[start GIVEN RECORDS]

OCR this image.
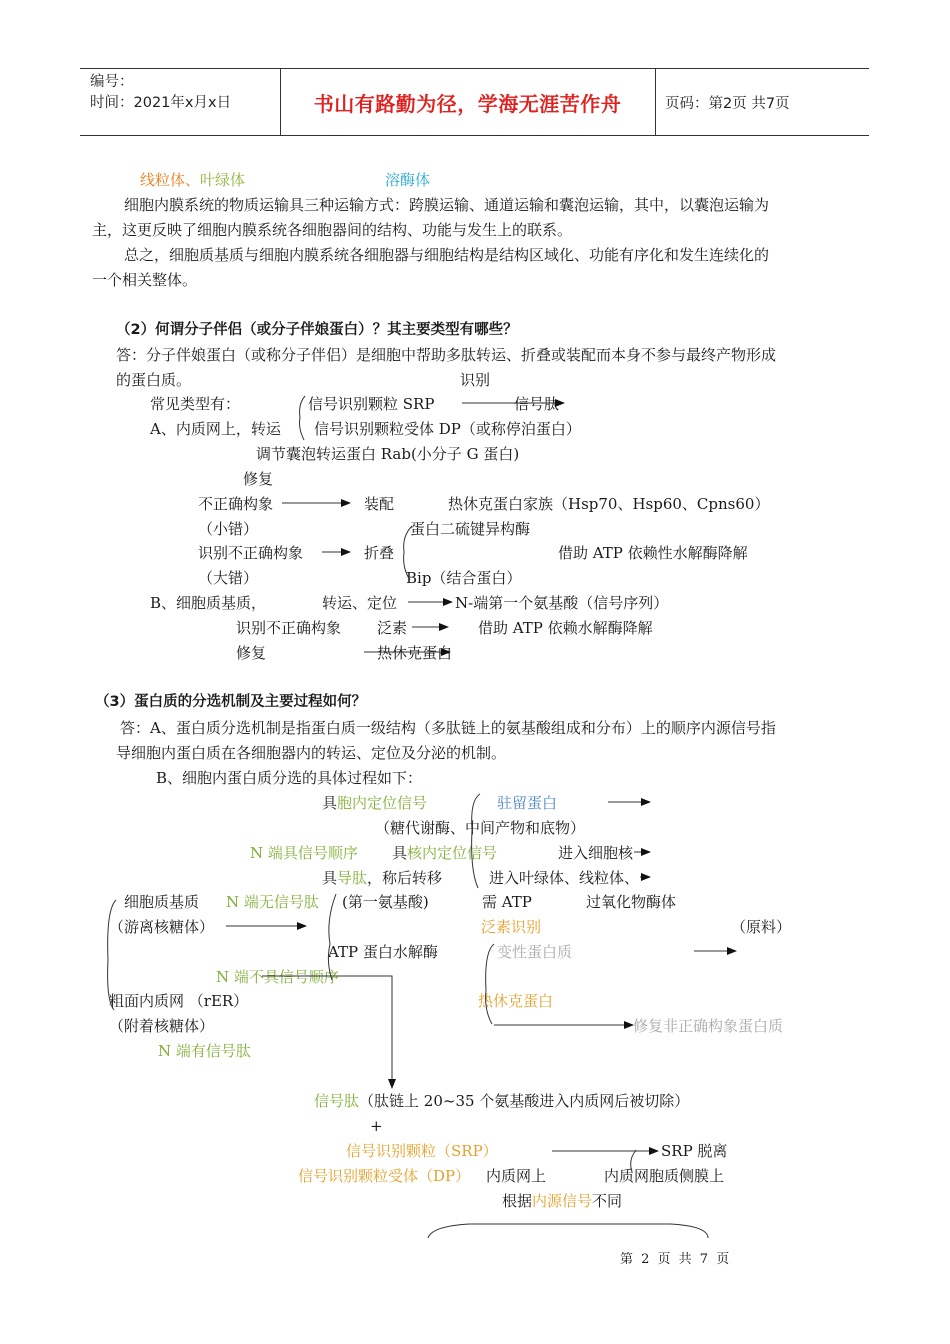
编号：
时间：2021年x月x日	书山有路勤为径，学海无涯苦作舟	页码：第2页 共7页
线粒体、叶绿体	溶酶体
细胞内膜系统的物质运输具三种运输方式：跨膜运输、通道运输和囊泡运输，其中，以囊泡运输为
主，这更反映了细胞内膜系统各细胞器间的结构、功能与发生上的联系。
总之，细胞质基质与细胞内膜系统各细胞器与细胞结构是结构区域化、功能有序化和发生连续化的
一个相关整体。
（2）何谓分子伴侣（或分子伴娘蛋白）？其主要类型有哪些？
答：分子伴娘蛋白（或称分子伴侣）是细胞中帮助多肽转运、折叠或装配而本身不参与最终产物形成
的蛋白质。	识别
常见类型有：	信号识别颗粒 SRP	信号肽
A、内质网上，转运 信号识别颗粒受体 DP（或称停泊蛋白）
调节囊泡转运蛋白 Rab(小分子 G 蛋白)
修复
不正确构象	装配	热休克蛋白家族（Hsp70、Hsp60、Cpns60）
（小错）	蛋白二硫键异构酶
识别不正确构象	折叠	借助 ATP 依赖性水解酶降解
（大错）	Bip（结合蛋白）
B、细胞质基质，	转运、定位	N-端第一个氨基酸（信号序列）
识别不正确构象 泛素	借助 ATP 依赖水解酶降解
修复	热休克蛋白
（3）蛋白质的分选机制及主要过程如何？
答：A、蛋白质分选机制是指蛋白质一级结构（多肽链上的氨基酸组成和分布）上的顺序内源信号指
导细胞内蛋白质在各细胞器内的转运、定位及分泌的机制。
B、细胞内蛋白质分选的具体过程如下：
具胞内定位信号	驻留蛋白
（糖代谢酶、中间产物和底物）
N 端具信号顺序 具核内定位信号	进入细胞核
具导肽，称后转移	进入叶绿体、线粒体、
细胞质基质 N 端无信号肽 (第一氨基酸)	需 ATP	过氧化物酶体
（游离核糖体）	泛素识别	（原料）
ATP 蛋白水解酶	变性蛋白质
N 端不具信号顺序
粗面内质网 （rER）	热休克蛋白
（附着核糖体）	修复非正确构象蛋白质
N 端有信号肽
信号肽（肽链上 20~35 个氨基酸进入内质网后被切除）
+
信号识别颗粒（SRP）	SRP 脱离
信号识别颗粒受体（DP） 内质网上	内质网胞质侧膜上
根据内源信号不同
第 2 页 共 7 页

[end GIVEN RECORDS]
[start GIVEN RECORDS]

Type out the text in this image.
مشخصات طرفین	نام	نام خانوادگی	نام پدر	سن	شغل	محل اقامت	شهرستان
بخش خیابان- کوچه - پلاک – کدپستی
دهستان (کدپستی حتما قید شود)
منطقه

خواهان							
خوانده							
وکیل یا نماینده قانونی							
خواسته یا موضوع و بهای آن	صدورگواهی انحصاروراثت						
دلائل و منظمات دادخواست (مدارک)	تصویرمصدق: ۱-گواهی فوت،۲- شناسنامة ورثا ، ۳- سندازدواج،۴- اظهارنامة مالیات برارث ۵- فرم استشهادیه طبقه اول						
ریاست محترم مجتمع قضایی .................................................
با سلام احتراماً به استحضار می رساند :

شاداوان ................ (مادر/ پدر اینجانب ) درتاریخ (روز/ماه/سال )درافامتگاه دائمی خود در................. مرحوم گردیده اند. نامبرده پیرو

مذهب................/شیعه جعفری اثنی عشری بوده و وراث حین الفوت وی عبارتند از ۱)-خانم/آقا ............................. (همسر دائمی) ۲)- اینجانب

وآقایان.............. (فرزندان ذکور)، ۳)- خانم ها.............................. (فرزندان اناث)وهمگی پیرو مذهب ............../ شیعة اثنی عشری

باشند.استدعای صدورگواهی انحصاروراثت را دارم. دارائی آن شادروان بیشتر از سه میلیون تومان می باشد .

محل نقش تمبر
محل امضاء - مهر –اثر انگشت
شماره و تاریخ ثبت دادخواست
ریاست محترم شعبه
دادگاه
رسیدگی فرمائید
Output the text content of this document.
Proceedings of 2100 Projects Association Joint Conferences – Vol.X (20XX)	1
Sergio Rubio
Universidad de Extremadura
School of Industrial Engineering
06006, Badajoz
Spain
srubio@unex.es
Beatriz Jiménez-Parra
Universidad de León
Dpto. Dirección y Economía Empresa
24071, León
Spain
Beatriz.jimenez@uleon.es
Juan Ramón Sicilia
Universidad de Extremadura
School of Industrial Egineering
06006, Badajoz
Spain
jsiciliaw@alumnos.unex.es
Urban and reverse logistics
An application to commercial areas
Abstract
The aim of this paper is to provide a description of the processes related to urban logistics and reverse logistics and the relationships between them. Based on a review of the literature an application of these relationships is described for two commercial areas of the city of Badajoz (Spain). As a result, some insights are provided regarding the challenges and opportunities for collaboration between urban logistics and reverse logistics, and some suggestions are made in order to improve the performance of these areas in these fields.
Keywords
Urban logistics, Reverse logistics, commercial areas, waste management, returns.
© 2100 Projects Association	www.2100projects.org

[end GIVEN RECORDS]
[start GIVEN RECORDS]

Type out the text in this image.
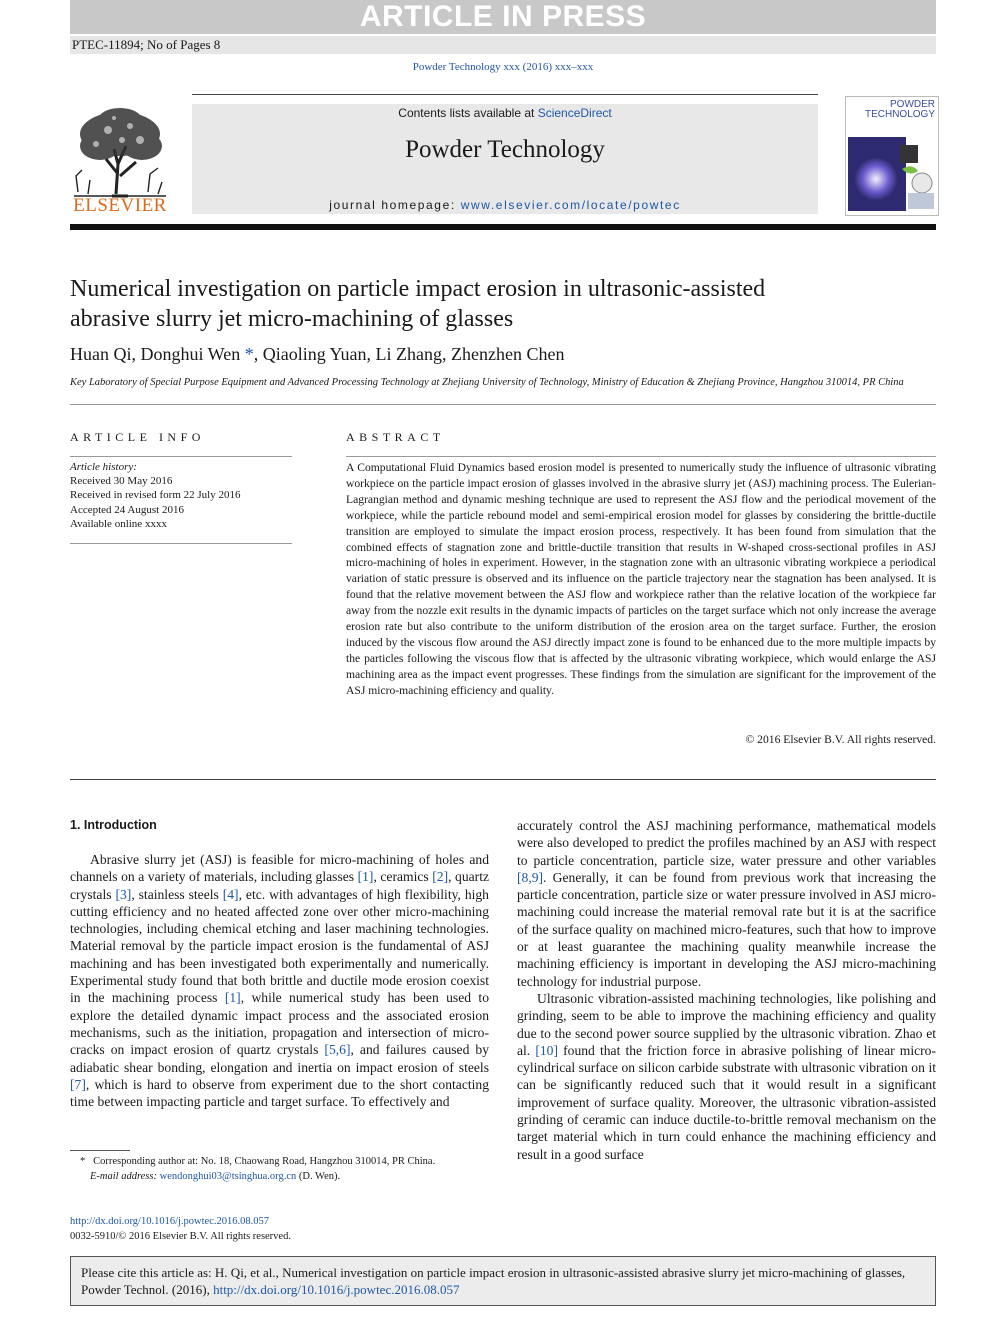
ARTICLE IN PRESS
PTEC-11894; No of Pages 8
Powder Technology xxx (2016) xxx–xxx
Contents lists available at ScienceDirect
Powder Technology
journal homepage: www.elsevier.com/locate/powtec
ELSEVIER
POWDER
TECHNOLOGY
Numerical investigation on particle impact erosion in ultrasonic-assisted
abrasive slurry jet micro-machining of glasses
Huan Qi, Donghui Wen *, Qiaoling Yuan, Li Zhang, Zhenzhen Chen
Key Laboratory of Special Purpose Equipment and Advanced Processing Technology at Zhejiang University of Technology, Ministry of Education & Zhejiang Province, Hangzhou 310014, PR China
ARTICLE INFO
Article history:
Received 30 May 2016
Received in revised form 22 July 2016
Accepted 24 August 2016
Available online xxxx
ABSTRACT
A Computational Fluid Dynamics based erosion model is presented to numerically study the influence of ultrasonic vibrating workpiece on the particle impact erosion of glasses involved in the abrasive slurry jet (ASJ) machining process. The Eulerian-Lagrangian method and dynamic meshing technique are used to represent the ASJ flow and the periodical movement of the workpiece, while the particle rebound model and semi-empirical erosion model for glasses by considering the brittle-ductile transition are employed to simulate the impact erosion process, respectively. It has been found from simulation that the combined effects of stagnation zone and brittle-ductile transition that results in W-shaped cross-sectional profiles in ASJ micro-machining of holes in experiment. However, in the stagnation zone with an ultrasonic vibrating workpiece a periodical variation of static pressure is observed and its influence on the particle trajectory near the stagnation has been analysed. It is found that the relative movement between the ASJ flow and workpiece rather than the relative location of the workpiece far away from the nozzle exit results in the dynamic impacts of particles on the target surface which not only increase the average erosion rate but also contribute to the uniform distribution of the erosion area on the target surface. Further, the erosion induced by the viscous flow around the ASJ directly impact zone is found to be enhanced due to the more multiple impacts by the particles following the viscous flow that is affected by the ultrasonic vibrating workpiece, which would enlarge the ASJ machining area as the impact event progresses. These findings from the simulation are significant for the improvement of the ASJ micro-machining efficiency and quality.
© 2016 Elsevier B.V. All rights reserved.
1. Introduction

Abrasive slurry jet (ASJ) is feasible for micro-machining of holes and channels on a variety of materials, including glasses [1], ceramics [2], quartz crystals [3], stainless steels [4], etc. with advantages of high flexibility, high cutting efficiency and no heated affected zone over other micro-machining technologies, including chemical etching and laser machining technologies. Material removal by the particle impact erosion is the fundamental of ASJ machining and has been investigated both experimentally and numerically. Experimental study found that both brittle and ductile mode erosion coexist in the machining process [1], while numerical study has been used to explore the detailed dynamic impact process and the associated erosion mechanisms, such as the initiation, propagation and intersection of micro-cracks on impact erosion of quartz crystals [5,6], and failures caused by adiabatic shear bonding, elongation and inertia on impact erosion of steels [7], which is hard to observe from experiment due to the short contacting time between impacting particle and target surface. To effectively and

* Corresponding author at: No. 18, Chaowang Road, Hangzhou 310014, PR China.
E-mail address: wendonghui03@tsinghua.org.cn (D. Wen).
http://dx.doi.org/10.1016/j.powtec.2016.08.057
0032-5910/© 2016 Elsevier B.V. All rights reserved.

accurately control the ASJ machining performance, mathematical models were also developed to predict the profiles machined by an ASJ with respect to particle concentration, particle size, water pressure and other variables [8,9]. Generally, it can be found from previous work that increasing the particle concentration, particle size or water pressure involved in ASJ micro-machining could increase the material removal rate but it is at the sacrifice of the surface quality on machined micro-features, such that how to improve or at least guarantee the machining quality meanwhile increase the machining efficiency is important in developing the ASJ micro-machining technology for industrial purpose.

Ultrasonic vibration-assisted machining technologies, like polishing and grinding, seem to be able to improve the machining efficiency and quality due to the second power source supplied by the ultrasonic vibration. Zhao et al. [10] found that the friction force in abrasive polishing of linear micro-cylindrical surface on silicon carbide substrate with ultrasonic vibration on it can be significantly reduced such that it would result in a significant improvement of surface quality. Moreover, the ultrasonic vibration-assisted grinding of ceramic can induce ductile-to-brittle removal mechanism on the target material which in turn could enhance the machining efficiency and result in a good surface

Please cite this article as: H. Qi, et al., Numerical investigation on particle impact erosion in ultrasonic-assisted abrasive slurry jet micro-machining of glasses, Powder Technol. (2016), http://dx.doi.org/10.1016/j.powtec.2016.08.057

[end GIVEN RECORDS]

GOAL OF THE EXERCISE:
From the records above, pull out each line that has "信号识别颗粒受体".

EXERCISE RESULT:
A、内质网上，转运 信号识别颗粒受体 DP（或称停泊蛋白）
信号识别颗粒受体（DP） 内质网上	内质网胞质侧膜上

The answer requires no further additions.